> Instructions to follow:
Identify the lines holding "image" and copy them.

> Records supplied:

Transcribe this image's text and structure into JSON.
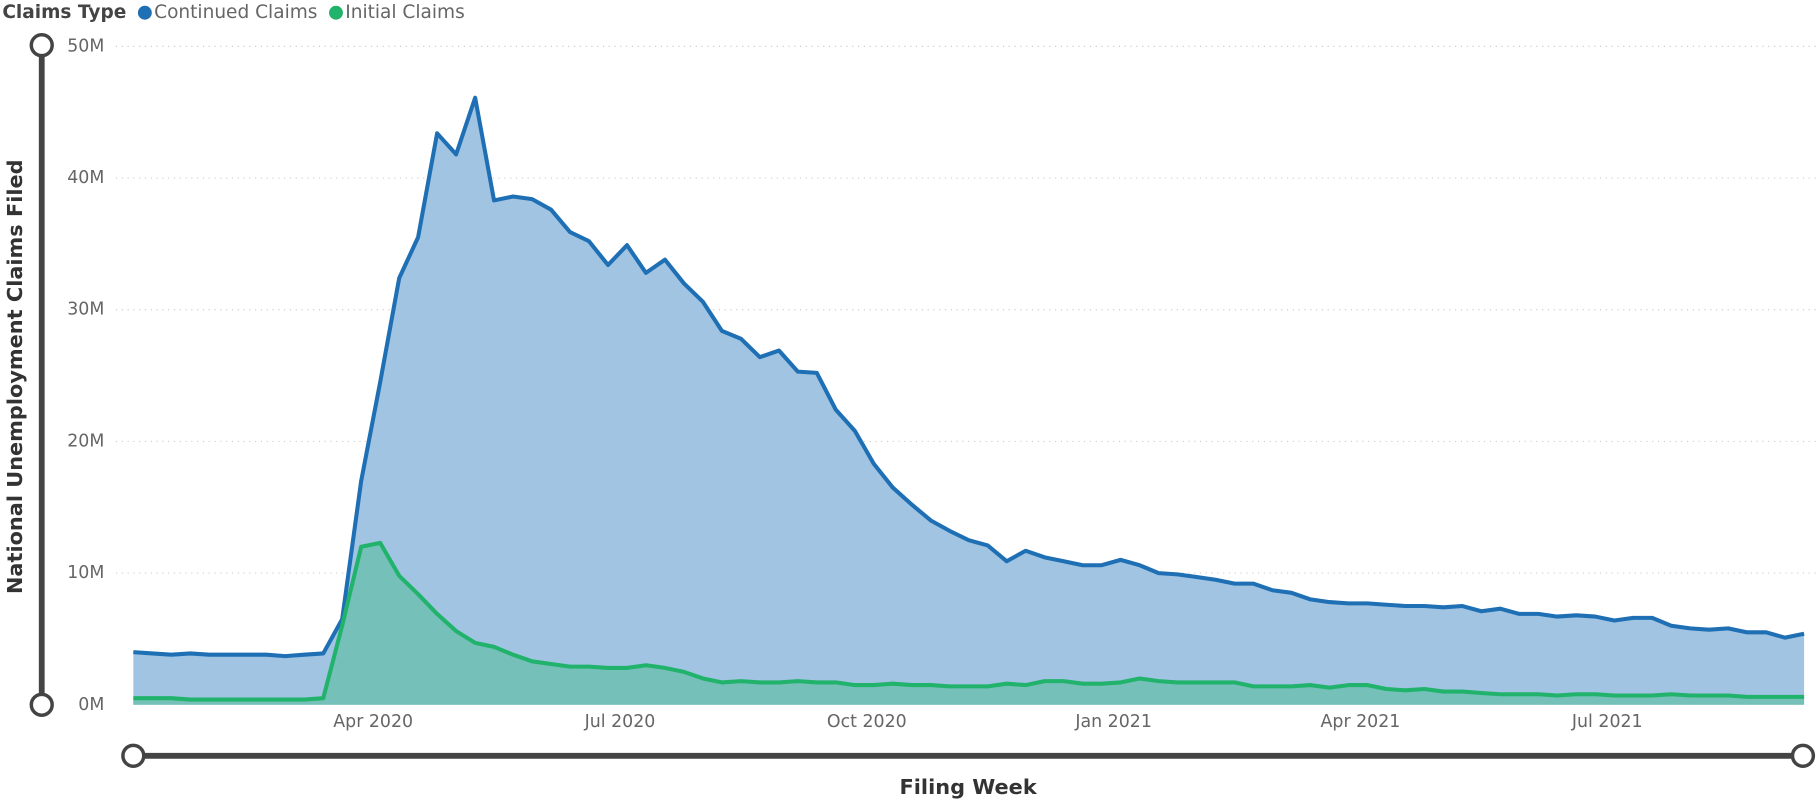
{
  "chart_data": {
    "type": "area",
    "legend_title": "Claims Type",
    "y_label": "National Unemployment Claims Filed",
    "x_label": "Filing Week",
    "legend": "top-left",
    "grid": true,
    "ylim": [
      0,
      50000000
    ],
    "yticks": [
      {
        "value": 0,
        "label": "0M"
      },
      {
        "value": 10000000,
        "label": "10M"
      },
      {
        "value": 20000000,
        "label": "20M"
      },
      {
        "value": 30000000,
        "label": "30M"
      },
      {
        "value": 40000000,
        "label": "40M"
      },
      {
        "value": 50000000,
        "label": "50M"
      }
    ],
    "categories": [
      null,
      null,
      null,
      null,
      null,
      null,
      null,
      null,
      null,
      null,
      null,
      null,
      null,
      "Apr 2020",
      null,
      null,
      null,
      null,
      null,
      null,
      null,
      null,
      null,
      null,
      null,
      null,
      "Jul 2020",
      null,
      null,
      null,
      null,
      null,
      null,
      null,
      null,
      null,
      null,
      null,
      null,
      "Oct 2020",
      null,
      null,
      null,
      null,
      null,
      null,
      null,
      null,
      null,
      null,
      null,
      null,
      "Jan 2021",
      null,
      null,
      null,
      null,
      null,
      null,
      null,
      null,
      null,
      null,
      null,
      null,
      "Apr 2021",
      null,
      null,
      null,
      null,
      null,
      null,
      null,
      null,
      null,
      null,
      null,
      null,
      "Jul 2021",
      null,
      null,
      null,
      null,
      null,
      null,
      null,
      null,
      null,
      null
    ],
    "series": [
      {
        "name": "Continued Claims",
        "color": "#1f6fb4",
        "fill": "#a0c4e2",
        "values": [
          4000000.0,
          3900000.0,
          3800000.0,
          3900000.0,
          3800000.0,
          3800000.0,
          3800000.0,
          3800000.0,
          3700000.0,
          3800000.0,
          3900000.0,
          6500000.0,
          17000000.0,
          24500000.0,
          32400000.0,
          35500000.0,
          43400000.0,
          41800000.0,
          46100000.0,
          38300000.0,
          38600000.0,
          38400000.0,
          37600000.0,
          35900000.0,
          35200000.0,
          33400000.0,
          34900000.0,
          32800000.0,
          33800000.0,
          32000000.0,
          30600000.0,
          28400000.0,
          27800000.0,
          26400000.0,
          26900000.0,
          25300000.0,
          25200000.0,
          22400000.0,
          20800000.0,
          18300000.0,
          16500000.0,
          15200000.0,
          14000000.0,
          13200000.0,
          12500000.0,
          12100000.0,
          10900000.0,
          11700000.0,
          11200000.0,
          10900000.0,
          10600000.0,
          10600000.0,
          11000000.0,
          10600000.0,
          10000000.0,
          9900000.0,
          9700000.0,
          9500000.0,
          9200000.0,
          9200000.0,
          8700000.0,
          8500000.0,
          8000000.0,
          7800000.0,
          7700000.0,
          7700000.0,
          7600000.0,
          7500000.0,
          7500000.0,
          7400000.0,
          7500000.0,
          7100000.0,
          7300000.0,
          6900000.0,
          6900000.0,
          6700000.0,
          6800000.0,
          6700000.0,
          6400000.0,
          6600000.0,
          6600000.0,
          6000000.0,
          5800000.0,
          5700000.0,
          5800000.0,
          5500000.0,
          5500000.0,
          5100000.0,
          5400000.0
        ]
      },
      {
        "name": "Initial Claims",
        "color": "#21b36b",
        "fill": "#6dbfb2",
        "values": [
          500000.0,
          500000.0,
          500000.0,
          400000.0,
          400000.0,
          400000.0,
          400000.0,
          400000.0,
          400000.0,
          400000.0,
          500000.0,
          6000000.0,
          12000000.0,
          12300000.0,
          9800000.0,
          8400000.0,
          6900000.0,
          5600000.0,
          4700000.0,
          4400000.0,
          3800000.0,
          3300000.0,
          3100000.0,
          2900000.0,
          2900000.0,
          2800000.0,
          2800000.0,
          3000000.0,
          2800000.0,
          2500000.0,
          2000000.0,
          1700000.0,
          1800000.0,
          1700000.0,
          1700000.0,
          1800000.0,
          1700000.0,
          1700000.0,
          1500000.0,
          1500000.0,
          1600000.0,
          1500000.0,
          1500000.0,
          1400000.0,
          1400000.0,
          1400000.0,
          1600000.0,
          1500000.0,
          1800000.0,
          1800000.0,
          1600000.0,
          1600000.0,
          1700000.0,
          2000000.0,
          1800000.0,
          1700000.0,
          1700000.0,
          1700000.0,
          1700000.0,
          1400000.0,
          1400000.0,
          1400000.0,
          1500000.0,
          1300000.0,
          1500000.0,
          1500000.0,
          1200000.0,
          1100000.0,
          1200000.0,
          1000000.0,
          1000000.0,
          900000.0,
          800000.0,
          800000.0,
          800000.0,
          700000.0,
          800000.0,
          800000.0,
          700000.0,
          700000.0,
          700000.0,
          800000.0,
          700000.0,
          700000.0,
          700000.0,
          600000.0,
          600000.0,
          600000.0,
          600000.0
        ]
      }
    ]
  }
}
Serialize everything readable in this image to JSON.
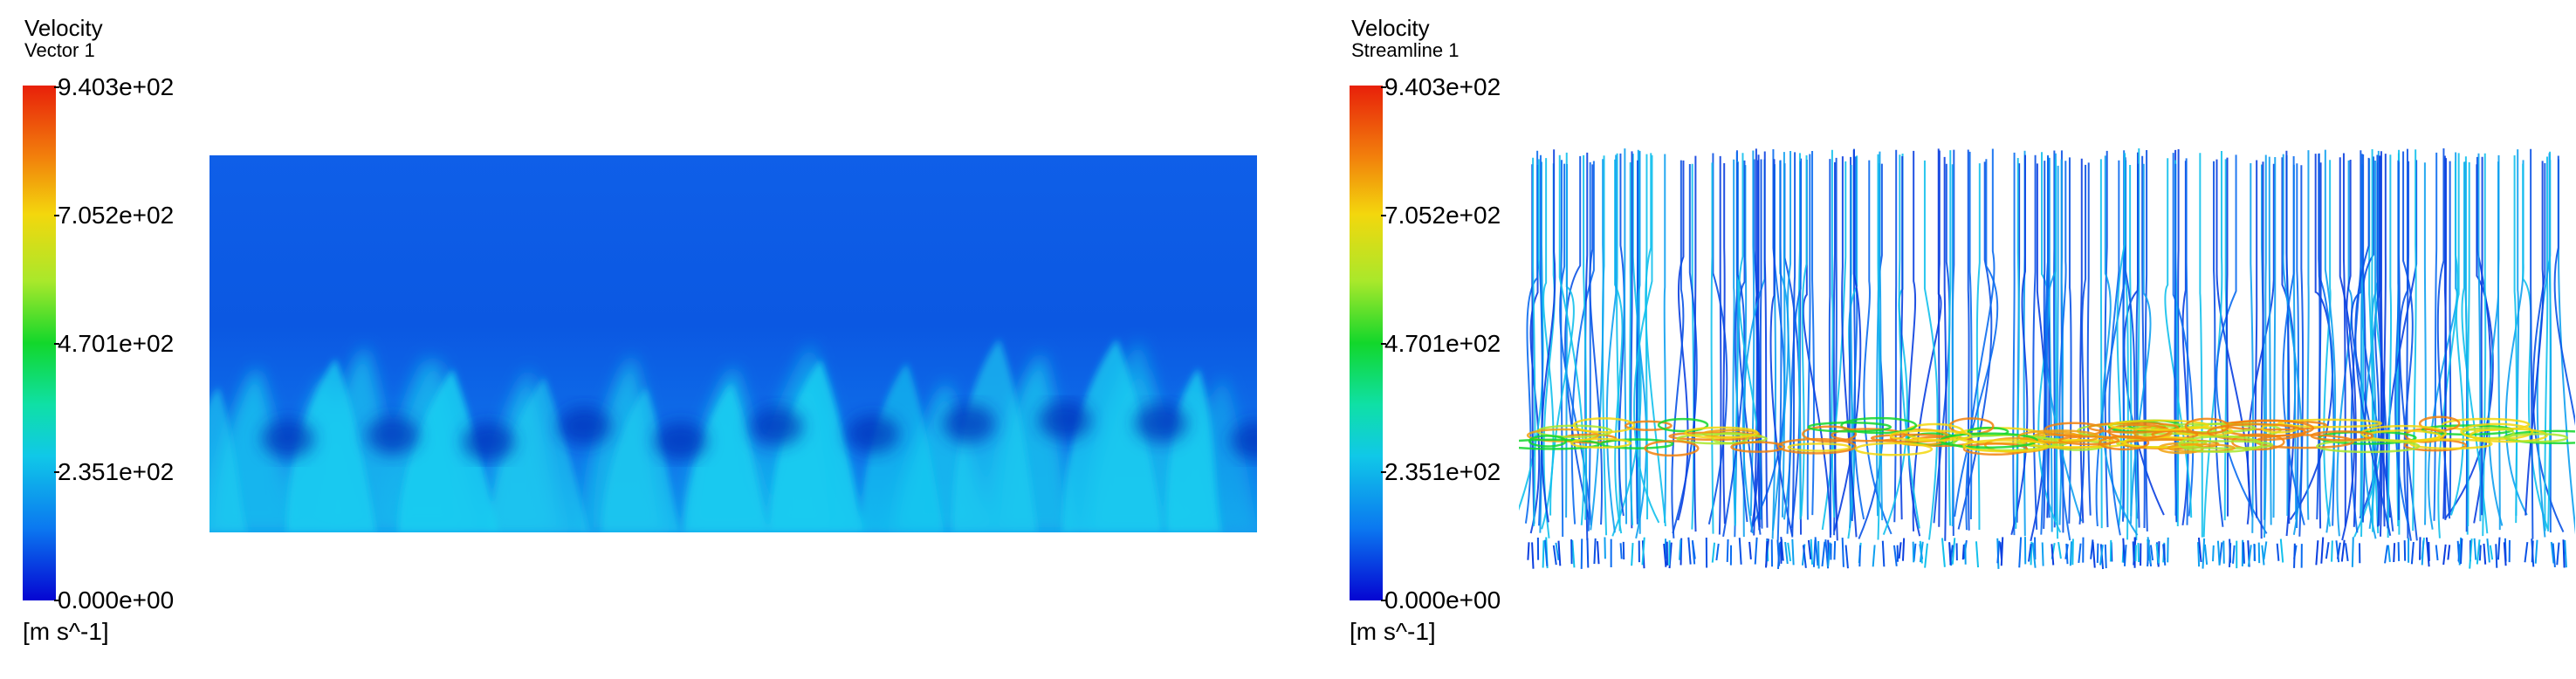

> Solution for this exercise:
Transcribe this image's text and structure into JSON.
Serialize everything readable in this image to JSON.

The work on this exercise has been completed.